▶ Task details: Read the lines that follow and pick out every one containing the word "projets".

▶ Entries supplied:
<<<<

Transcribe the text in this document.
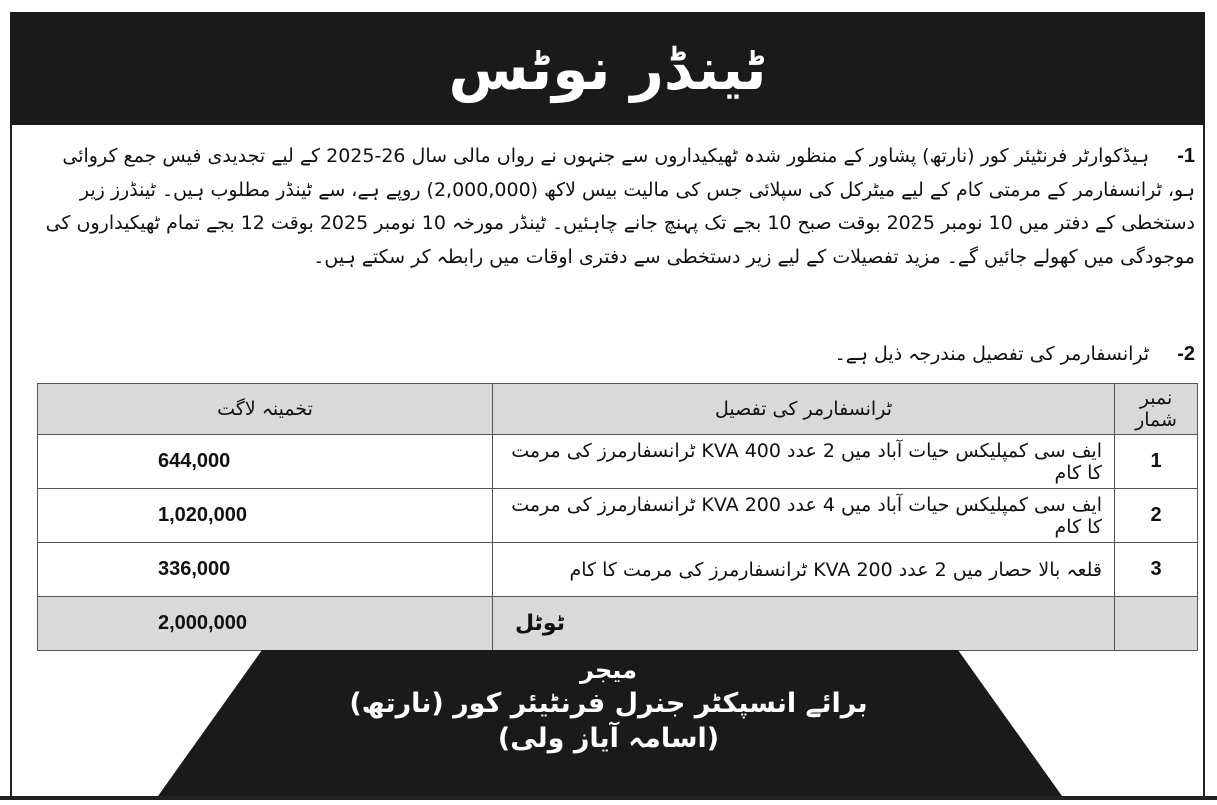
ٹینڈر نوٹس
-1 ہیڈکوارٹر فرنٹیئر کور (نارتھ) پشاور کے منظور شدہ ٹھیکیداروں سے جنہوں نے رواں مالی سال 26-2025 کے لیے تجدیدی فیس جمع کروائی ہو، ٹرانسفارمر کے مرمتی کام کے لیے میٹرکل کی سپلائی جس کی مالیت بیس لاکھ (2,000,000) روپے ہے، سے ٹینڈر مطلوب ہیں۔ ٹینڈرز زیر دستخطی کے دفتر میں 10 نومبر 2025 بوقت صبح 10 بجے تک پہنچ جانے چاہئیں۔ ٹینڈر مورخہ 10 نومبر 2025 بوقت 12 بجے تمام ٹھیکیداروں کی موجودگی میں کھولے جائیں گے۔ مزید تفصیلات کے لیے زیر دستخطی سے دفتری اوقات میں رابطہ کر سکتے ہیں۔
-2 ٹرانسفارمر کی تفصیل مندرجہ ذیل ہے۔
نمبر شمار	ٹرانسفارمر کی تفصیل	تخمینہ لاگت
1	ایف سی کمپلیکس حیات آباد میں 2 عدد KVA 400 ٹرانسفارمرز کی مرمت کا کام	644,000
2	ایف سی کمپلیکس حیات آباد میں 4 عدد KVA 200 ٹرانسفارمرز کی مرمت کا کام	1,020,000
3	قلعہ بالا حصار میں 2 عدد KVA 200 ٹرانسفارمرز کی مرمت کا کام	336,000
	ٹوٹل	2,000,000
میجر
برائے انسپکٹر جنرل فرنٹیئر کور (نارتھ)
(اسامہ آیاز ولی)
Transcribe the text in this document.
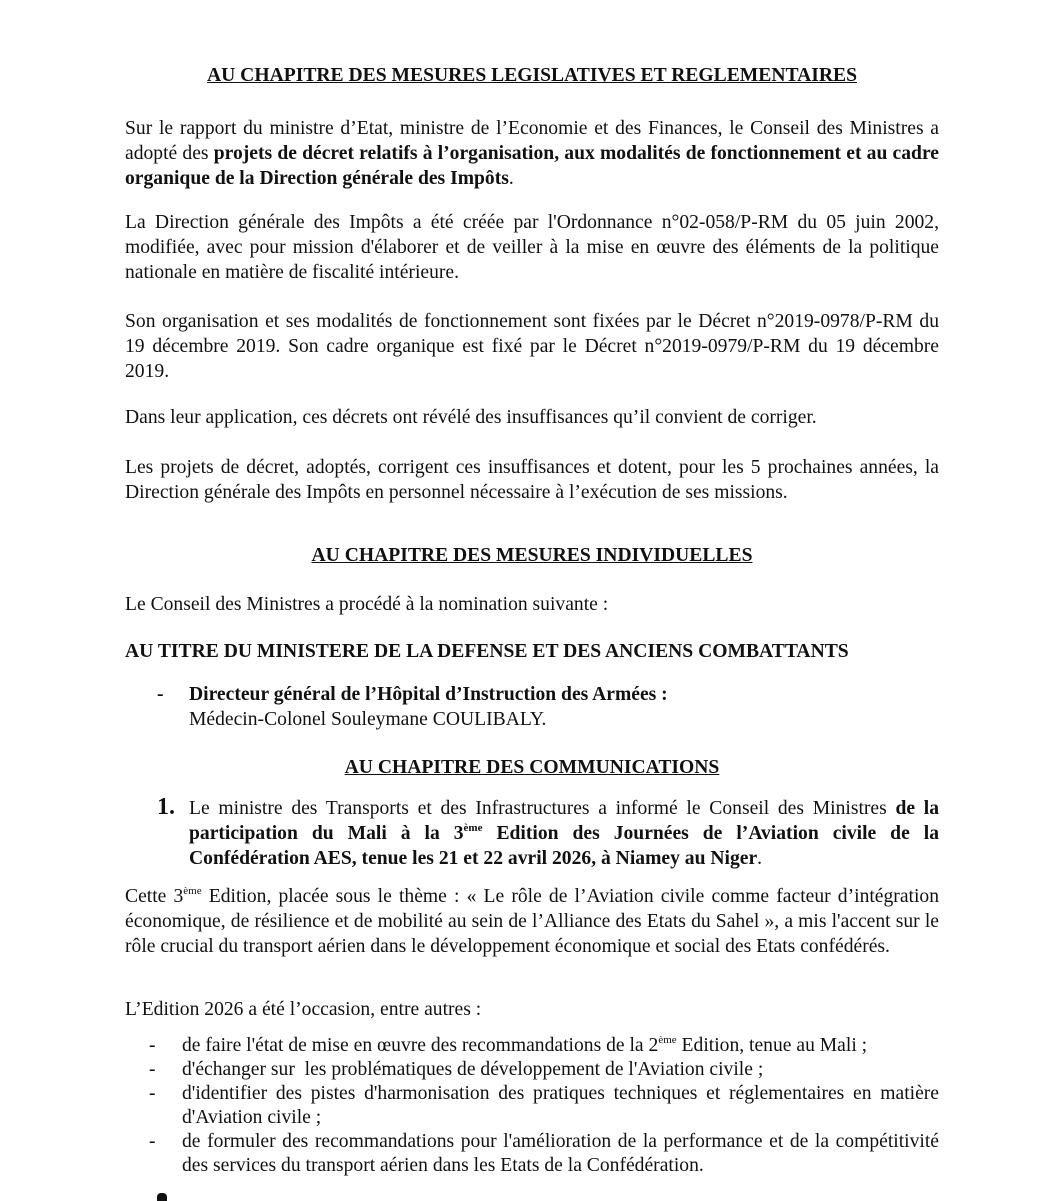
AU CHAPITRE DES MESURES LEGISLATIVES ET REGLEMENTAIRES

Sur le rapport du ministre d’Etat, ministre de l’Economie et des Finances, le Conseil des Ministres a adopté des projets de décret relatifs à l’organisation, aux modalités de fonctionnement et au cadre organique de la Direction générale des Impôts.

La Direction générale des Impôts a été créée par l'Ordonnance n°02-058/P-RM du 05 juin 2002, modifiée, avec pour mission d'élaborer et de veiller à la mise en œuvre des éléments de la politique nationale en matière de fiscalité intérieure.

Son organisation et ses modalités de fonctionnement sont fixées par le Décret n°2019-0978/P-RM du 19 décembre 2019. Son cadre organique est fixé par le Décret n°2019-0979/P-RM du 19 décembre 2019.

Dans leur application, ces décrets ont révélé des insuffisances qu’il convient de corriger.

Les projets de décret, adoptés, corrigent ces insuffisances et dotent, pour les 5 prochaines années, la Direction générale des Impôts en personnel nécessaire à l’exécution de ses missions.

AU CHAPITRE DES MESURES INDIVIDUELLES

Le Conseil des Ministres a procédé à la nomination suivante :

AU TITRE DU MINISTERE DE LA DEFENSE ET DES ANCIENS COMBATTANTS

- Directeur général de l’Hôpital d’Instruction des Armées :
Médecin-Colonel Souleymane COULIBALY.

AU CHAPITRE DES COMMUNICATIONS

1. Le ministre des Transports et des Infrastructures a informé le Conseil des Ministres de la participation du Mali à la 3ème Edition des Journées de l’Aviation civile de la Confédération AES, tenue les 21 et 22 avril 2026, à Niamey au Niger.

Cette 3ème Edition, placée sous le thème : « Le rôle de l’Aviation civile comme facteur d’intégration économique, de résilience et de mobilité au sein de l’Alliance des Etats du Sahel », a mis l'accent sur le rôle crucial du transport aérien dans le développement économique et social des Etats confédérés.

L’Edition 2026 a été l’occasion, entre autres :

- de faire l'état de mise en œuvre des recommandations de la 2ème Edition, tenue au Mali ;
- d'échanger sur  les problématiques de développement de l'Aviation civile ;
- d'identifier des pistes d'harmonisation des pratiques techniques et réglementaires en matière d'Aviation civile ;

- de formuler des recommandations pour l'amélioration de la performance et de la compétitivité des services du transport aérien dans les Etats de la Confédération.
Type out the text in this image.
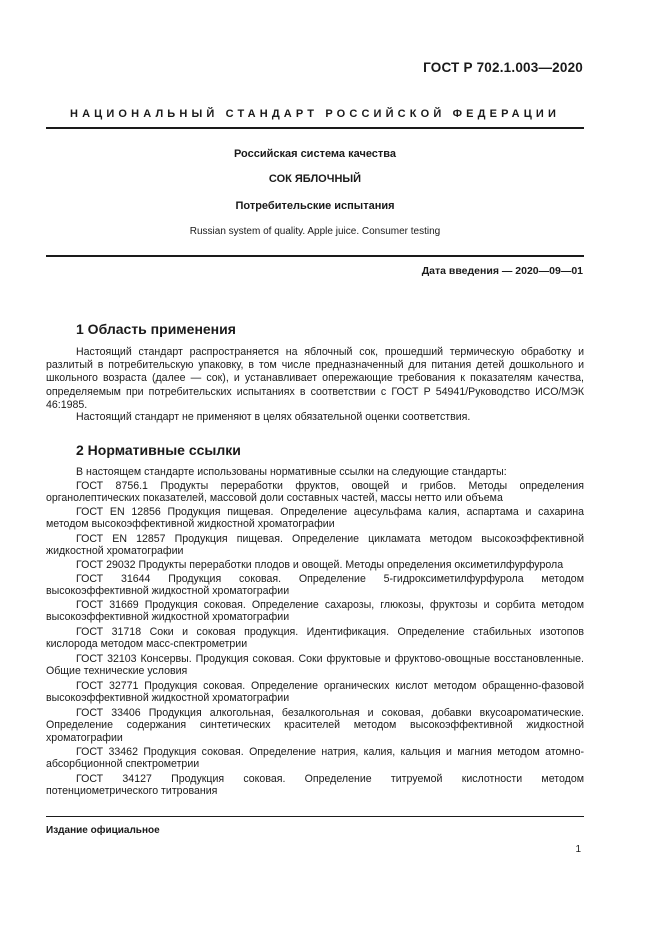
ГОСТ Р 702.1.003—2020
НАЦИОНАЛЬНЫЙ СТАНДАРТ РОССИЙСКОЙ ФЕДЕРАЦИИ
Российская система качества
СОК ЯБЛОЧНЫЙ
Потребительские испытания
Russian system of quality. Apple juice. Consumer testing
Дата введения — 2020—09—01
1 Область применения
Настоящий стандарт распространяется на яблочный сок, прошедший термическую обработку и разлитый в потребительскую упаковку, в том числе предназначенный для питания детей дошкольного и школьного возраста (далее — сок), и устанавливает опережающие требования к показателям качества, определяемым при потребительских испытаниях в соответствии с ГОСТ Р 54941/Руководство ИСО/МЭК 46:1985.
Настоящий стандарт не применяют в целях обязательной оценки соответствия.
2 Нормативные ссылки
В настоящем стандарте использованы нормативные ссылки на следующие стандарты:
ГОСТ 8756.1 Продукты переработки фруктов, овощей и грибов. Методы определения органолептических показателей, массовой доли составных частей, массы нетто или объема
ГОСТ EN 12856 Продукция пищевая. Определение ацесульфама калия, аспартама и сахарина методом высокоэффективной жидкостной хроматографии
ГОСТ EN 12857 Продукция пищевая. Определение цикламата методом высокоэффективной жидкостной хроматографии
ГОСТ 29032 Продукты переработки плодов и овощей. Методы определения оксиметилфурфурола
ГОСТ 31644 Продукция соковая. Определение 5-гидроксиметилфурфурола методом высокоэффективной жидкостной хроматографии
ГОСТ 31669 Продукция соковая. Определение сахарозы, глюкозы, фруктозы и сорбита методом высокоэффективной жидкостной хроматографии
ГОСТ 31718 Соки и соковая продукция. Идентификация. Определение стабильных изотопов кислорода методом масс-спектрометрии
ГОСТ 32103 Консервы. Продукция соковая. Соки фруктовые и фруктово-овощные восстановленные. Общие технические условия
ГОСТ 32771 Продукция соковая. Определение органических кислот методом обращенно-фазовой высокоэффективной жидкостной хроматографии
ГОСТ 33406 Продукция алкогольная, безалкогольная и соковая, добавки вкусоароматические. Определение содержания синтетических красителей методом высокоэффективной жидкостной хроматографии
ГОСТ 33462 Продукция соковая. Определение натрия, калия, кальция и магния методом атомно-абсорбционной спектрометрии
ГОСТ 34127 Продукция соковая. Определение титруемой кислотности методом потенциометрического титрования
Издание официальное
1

>>>>

▶ Result:
Sur le rapport du ministre d’Etat, ministre de l’Economie et des Finances, le Conseil des Ministres a adopté des projets de décret relatifs à l’organisation, aux modalités de fonctionnement et au cadre organique de la Direction générale des Impôts.
Les projets de décret, adoptés, corrigent ces insuffisances et dotent, pour les 5 prochaines années, la Direction générale des Impôts en personnel nécessaire à l’exécution de ses missions.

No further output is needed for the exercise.